> **Written task**
In the entries that follow, locate the line with "Enumerate this chart's", then restate that line and all later lines exactly as they appear, leaving pictures out.

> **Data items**
————

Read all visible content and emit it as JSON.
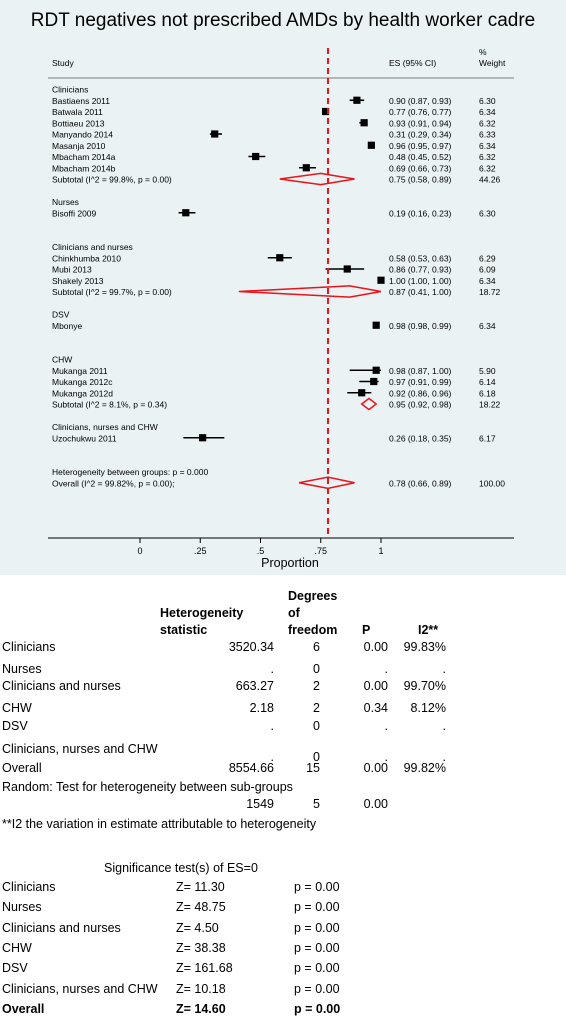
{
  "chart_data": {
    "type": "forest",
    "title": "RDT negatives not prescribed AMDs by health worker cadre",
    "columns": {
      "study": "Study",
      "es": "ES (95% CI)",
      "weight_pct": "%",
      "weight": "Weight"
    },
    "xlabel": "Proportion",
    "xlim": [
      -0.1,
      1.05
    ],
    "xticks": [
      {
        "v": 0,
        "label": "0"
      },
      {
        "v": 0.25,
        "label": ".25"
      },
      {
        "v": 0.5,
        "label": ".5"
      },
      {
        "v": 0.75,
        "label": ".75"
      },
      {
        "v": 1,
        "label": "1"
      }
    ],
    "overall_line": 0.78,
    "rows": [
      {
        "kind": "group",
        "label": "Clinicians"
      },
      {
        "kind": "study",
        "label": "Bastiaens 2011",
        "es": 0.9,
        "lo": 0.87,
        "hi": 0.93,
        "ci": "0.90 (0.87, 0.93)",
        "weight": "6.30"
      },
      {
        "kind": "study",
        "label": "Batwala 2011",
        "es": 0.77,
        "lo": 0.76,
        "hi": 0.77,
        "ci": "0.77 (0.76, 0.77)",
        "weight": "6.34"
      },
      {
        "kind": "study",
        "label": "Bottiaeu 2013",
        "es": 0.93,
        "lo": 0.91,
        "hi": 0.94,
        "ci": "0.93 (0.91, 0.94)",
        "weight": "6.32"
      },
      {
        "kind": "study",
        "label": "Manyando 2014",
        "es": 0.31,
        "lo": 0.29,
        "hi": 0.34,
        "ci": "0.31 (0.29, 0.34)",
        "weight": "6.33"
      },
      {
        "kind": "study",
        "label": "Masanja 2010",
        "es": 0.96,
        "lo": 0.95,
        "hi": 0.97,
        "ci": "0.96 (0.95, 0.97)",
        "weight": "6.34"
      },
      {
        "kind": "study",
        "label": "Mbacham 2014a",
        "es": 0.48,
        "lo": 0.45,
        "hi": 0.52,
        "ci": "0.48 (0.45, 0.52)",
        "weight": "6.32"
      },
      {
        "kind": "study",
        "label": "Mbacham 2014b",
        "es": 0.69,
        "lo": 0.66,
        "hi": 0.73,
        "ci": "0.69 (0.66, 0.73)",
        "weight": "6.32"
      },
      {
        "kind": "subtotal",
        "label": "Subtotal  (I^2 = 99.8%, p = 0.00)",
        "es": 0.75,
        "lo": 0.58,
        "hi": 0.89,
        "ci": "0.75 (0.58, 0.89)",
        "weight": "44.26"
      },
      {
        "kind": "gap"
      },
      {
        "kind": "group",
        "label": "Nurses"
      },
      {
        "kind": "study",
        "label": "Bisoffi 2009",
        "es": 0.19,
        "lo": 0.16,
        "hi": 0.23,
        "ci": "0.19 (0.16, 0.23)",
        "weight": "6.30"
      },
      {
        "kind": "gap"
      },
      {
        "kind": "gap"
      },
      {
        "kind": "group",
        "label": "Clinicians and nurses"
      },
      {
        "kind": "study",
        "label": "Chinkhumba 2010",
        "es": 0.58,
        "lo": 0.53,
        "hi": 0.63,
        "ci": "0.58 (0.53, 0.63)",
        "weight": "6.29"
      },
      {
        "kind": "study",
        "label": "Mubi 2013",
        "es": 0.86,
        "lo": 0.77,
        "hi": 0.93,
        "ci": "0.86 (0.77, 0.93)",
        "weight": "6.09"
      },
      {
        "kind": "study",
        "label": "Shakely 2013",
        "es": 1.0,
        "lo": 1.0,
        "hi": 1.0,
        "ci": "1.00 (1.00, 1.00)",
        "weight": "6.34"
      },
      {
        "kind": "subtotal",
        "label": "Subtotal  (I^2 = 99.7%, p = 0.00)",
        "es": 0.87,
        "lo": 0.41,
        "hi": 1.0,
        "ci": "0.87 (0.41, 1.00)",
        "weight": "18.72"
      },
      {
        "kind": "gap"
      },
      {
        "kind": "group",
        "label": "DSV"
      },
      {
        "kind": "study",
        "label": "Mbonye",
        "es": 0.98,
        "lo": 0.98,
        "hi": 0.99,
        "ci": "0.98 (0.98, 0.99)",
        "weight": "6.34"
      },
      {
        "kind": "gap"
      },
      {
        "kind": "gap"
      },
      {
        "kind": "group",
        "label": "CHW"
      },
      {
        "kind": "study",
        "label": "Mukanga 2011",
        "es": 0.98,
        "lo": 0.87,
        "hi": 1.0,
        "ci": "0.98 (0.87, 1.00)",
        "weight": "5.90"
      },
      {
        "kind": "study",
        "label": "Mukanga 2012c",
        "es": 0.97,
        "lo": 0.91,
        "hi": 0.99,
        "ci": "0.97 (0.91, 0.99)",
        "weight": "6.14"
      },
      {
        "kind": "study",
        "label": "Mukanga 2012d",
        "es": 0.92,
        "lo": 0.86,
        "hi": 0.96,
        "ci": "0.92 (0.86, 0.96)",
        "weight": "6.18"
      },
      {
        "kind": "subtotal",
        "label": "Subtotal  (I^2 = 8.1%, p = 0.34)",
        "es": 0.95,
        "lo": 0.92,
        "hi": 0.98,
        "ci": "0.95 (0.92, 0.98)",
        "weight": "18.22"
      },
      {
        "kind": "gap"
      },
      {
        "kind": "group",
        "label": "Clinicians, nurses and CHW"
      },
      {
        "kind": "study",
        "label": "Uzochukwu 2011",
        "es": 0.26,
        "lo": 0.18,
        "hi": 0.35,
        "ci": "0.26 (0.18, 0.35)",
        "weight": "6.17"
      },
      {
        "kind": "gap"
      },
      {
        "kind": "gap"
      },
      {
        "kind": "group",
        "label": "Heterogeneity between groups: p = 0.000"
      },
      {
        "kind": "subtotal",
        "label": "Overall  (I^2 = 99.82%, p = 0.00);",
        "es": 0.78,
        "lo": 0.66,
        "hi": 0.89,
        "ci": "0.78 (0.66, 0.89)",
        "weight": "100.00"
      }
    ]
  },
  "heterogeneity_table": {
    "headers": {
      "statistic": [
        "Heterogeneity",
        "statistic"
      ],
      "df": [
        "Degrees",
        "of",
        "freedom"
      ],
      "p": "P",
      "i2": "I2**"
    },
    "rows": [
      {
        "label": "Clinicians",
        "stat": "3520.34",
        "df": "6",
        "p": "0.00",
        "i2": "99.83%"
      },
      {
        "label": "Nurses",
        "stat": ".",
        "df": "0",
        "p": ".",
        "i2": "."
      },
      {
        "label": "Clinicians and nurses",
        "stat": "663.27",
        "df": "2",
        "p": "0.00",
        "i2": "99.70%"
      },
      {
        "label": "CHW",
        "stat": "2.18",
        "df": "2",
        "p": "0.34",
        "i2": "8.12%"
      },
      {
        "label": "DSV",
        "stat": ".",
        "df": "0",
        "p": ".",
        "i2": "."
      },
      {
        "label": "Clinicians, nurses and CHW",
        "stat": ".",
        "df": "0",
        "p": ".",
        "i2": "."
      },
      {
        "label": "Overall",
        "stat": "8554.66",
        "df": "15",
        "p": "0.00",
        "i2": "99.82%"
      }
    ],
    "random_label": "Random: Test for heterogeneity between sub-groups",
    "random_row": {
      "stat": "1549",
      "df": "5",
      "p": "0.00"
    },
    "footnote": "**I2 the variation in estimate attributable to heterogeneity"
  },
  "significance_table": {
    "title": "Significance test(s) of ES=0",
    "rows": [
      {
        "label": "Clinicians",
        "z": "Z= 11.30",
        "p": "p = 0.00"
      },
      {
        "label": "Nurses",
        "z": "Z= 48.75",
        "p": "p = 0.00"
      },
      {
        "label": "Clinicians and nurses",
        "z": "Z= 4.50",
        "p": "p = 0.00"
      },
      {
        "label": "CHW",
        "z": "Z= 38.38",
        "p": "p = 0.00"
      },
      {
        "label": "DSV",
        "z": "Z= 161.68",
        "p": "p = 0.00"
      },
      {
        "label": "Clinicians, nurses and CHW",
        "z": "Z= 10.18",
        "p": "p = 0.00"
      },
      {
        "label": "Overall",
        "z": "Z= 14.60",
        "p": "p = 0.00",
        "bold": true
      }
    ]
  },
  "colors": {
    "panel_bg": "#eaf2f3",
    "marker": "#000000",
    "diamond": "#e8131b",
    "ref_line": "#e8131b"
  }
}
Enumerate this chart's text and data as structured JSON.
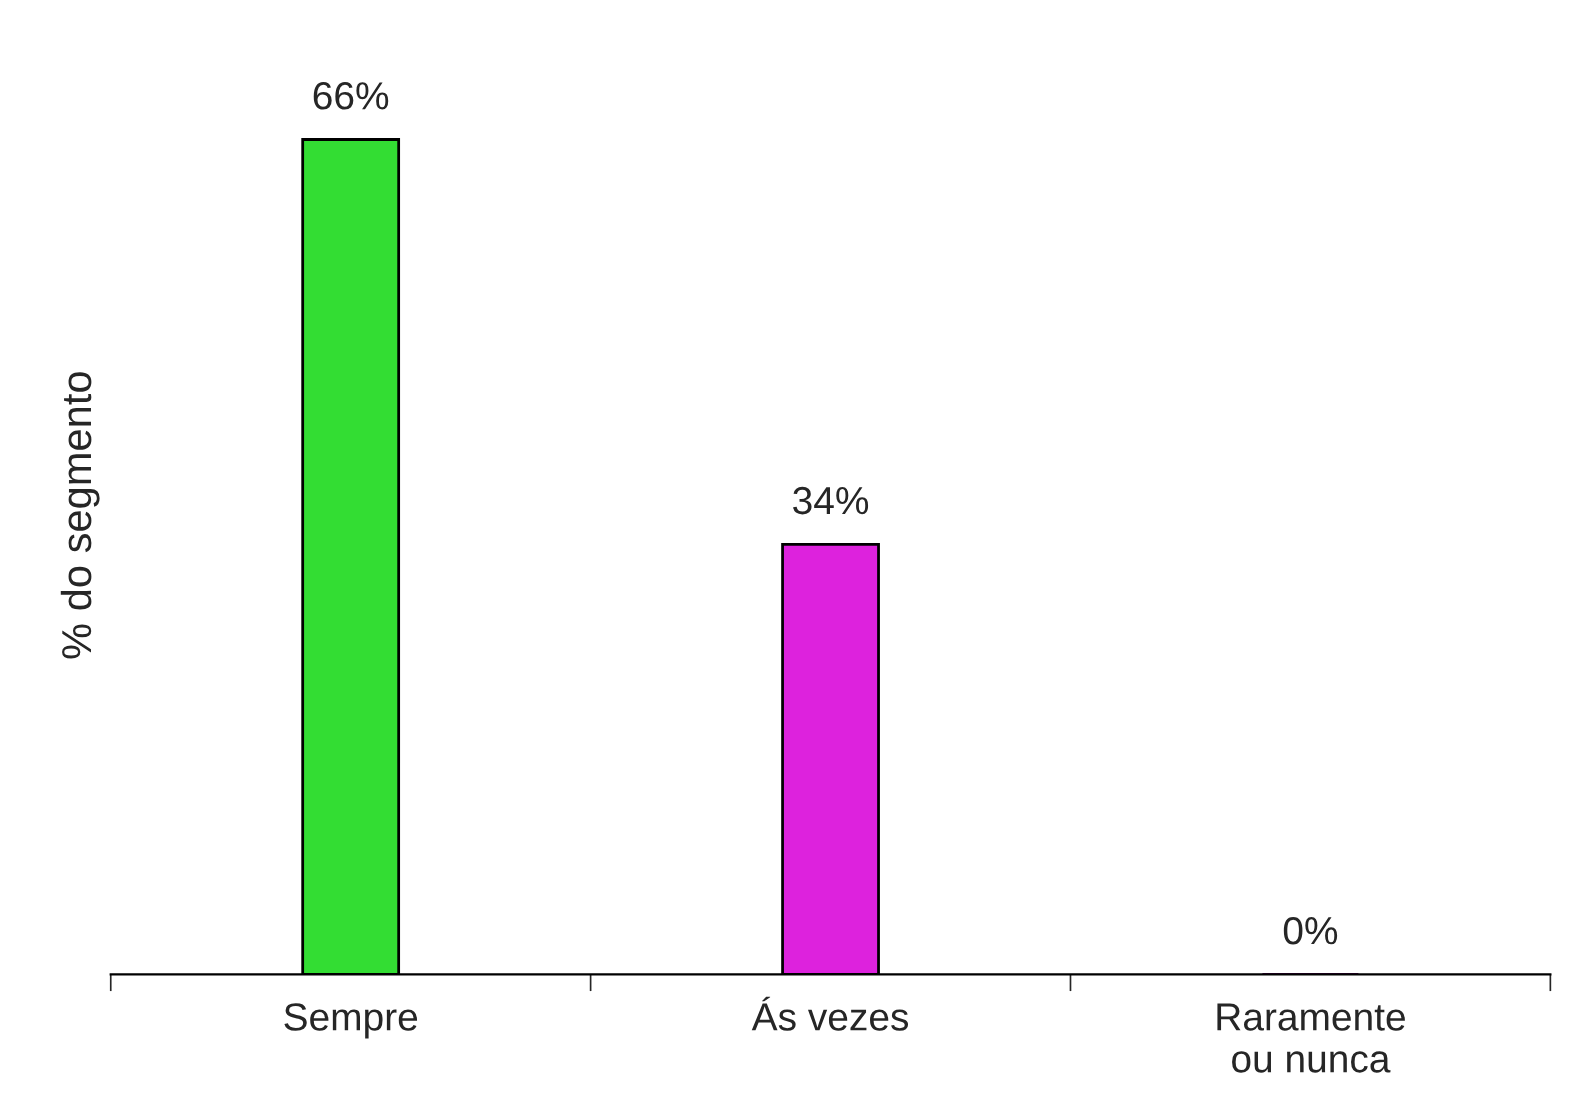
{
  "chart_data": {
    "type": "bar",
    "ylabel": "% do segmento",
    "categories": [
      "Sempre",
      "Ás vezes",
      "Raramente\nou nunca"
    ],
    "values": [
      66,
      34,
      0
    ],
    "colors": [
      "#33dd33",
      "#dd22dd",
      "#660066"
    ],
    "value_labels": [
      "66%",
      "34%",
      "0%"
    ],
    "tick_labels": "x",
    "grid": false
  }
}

————

> **Solution**
Enumerate this chart's text and data as structured JSON.
{
  "chart_data": {
    "type": "bar",
    "ylabel": "% do segmento",
    "categories": [
      "Sempre",
      "Ás vezes",
      "Raramente\nou nunca"
    ],
    "values": [
      66,
      34,
      0
    ],
    "colors": [
      "#33dd33",
      "#dd22dd",
      "#660066"
    ],
    "value_labels": [
      "66%",
      "34%",
      "0%"
    ],
    "tick_labels": "x",
    "grid": false
  }
}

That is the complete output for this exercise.